Your objective >>
Lines containing the string "Output" are to be counted; report the total by itself.

Data entries >>

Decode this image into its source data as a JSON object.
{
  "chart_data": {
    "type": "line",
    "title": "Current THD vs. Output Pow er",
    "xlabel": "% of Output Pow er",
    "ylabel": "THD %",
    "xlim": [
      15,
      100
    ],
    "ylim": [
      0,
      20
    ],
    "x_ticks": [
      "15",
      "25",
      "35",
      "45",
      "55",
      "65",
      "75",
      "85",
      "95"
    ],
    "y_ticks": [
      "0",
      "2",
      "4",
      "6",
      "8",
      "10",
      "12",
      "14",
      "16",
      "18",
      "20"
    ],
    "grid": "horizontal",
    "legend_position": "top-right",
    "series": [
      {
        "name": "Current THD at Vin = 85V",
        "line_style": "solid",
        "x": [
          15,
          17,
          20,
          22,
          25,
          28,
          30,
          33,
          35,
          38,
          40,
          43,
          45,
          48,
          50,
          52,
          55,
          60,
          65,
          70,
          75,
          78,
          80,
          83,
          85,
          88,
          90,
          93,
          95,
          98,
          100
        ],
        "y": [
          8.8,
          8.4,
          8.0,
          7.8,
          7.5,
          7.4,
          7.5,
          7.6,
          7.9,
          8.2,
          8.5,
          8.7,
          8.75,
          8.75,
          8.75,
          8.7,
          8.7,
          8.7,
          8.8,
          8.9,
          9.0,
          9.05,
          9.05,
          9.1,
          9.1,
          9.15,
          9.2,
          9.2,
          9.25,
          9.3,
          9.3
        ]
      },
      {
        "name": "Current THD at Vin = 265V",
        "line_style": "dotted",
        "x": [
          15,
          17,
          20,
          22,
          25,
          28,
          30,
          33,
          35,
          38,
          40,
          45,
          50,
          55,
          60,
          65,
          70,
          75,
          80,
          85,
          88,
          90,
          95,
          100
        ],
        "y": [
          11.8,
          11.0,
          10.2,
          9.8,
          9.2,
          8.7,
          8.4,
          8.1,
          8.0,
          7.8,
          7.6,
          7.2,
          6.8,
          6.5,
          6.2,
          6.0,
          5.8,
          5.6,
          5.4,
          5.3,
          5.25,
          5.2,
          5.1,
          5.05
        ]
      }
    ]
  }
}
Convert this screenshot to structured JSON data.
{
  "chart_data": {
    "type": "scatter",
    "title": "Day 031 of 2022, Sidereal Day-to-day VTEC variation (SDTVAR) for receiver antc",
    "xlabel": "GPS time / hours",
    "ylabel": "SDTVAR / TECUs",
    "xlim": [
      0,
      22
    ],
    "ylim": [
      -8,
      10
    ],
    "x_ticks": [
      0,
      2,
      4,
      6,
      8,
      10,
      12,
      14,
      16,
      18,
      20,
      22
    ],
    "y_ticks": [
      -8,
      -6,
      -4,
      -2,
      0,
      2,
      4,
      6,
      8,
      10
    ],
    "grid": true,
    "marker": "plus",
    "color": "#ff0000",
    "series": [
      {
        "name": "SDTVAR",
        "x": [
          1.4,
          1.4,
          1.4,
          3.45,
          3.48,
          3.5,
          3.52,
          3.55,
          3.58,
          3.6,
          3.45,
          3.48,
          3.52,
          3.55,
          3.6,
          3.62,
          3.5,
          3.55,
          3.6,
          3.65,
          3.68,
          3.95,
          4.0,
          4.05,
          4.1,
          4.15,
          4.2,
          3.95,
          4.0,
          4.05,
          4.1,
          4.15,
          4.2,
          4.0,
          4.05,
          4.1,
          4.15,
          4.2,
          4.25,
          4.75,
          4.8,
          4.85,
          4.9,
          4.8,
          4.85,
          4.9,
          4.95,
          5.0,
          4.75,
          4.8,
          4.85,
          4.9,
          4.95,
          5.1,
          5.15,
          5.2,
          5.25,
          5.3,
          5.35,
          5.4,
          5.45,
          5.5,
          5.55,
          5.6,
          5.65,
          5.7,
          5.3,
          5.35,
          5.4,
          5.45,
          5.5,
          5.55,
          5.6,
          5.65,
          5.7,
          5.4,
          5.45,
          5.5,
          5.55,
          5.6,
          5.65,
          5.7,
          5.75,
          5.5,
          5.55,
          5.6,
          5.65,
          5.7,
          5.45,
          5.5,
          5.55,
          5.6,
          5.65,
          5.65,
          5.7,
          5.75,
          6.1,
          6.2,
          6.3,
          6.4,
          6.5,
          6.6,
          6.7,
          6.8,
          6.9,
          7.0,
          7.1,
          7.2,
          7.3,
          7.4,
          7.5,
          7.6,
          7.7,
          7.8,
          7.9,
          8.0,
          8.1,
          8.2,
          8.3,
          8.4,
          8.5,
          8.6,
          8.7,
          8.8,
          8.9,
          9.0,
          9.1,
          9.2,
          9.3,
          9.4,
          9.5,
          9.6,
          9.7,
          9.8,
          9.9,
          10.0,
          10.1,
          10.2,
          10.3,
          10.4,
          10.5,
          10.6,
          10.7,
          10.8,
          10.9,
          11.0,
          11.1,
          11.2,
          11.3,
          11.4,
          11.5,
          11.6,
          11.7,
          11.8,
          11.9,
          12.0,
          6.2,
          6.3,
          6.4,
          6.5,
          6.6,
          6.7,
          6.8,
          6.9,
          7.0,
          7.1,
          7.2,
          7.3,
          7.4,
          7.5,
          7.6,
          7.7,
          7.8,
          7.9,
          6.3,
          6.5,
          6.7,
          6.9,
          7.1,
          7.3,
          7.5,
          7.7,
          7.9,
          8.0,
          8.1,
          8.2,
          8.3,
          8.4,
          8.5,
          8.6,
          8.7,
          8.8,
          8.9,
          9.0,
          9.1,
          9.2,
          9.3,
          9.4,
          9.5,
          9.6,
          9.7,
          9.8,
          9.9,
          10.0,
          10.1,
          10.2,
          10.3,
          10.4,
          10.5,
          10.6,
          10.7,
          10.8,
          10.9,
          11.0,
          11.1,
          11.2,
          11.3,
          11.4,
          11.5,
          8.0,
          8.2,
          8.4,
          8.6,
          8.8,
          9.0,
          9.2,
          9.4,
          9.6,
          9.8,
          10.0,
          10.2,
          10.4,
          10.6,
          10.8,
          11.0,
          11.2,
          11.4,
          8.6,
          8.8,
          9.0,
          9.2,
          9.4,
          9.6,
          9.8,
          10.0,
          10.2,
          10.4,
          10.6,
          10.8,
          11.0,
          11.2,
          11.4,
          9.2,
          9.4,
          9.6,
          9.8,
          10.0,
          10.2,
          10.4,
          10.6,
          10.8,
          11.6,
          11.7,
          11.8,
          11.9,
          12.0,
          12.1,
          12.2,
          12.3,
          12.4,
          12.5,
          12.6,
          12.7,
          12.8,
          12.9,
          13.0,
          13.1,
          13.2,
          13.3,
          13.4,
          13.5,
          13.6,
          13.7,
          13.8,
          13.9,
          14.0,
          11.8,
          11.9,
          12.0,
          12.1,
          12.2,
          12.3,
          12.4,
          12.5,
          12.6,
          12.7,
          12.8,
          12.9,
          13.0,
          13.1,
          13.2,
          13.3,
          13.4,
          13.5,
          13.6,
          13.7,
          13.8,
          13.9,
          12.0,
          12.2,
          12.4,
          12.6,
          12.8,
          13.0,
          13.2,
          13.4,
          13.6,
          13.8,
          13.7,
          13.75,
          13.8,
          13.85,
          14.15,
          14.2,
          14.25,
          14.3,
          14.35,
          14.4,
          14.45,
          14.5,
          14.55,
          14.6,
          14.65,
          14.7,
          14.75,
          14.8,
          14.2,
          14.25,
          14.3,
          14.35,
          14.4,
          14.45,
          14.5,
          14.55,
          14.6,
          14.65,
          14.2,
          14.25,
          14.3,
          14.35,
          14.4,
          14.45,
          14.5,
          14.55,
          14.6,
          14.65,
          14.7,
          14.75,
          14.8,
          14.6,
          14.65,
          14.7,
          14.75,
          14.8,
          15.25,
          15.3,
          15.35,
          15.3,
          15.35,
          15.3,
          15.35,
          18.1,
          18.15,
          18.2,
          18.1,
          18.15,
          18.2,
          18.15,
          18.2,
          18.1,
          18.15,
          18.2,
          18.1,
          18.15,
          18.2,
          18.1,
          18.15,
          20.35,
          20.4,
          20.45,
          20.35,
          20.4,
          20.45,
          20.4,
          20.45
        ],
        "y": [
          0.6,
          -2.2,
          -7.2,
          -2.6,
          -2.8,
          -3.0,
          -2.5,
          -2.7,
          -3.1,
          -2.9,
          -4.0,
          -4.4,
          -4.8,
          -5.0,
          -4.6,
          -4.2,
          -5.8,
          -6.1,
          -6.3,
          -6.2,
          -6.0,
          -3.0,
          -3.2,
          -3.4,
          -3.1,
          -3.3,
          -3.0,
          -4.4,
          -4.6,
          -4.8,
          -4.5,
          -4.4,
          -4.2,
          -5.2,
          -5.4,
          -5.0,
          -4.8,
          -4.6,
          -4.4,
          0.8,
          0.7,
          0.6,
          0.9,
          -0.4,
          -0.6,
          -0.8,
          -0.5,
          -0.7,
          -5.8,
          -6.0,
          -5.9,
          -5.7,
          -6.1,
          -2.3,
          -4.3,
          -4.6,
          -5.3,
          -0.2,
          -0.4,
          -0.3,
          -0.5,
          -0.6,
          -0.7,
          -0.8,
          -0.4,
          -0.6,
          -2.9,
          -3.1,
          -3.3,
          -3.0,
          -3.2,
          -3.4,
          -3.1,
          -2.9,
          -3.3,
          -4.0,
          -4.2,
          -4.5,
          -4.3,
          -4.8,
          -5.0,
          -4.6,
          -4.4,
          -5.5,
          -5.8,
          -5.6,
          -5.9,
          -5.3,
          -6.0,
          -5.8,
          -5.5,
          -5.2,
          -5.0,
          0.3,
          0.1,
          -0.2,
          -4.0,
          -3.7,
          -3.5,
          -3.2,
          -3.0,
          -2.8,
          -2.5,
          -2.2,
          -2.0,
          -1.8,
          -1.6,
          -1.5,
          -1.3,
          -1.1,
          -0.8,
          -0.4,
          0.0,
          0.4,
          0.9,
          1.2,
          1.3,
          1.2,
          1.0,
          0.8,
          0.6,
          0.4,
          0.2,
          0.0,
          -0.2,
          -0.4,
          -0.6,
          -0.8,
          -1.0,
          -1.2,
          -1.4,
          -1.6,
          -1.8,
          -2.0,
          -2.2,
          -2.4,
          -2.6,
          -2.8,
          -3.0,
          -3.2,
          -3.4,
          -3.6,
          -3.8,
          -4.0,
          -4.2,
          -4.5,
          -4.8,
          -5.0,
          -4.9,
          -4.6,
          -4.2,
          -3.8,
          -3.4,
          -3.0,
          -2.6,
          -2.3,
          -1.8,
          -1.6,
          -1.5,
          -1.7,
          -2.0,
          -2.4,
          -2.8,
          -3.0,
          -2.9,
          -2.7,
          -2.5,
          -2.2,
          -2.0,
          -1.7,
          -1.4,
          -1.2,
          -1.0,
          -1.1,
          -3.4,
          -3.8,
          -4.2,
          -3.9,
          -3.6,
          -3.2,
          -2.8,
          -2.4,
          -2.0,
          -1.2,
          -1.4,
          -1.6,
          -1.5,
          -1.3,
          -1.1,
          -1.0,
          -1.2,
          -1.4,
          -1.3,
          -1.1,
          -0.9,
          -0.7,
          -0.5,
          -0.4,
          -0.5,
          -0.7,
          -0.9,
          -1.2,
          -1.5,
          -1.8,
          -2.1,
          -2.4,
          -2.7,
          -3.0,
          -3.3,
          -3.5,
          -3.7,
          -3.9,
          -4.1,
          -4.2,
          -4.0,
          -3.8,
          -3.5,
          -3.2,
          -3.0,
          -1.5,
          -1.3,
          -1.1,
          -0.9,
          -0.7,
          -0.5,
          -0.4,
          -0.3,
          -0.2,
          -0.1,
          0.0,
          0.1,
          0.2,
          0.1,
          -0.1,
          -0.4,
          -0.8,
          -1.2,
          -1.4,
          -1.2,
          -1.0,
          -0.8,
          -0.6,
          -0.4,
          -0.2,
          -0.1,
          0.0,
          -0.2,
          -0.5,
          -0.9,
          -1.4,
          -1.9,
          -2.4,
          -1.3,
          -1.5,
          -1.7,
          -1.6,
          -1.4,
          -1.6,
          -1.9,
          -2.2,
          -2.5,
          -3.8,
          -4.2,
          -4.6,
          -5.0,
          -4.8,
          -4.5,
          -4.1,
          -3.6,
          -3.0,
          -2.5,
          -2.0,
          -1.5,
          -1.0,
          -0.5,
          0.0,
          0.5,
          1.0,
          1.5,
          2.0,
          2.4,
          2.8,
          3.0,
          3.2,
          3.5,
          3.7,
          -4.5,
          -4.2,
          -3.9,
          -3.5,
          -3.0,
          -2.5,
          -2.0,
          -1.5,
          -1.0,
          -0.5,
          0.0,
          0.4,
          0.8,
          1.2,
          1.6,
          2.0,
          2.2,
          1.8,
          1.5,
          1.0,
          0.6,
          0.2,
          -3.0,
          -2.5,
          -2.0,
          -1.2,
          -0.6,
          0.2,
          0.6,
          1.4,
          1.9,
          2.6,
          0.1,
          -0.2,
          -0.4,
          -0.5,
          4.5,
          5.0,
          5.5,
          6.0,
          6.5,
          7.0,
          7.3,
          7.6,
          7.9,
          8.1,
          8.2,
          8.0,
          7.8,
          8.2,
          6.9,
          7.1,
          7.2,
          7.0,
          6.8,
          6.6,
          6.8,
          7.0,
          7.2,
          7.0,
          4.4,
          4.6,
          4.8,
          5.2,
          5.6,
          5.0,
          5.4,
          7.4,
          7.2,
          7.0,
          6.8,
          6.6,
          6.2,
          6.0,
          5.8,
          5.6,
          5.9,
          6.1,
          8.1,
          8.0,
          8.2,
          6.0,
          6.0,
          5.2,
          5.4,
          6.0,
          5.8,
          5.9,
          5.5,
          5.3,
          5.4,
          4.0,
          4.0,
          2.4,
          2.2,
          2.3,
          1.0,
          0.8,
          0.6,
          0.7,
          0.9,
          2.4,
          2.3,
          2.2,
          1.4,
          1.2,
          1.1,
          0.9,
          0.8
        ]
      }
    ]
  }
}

Task response >>
2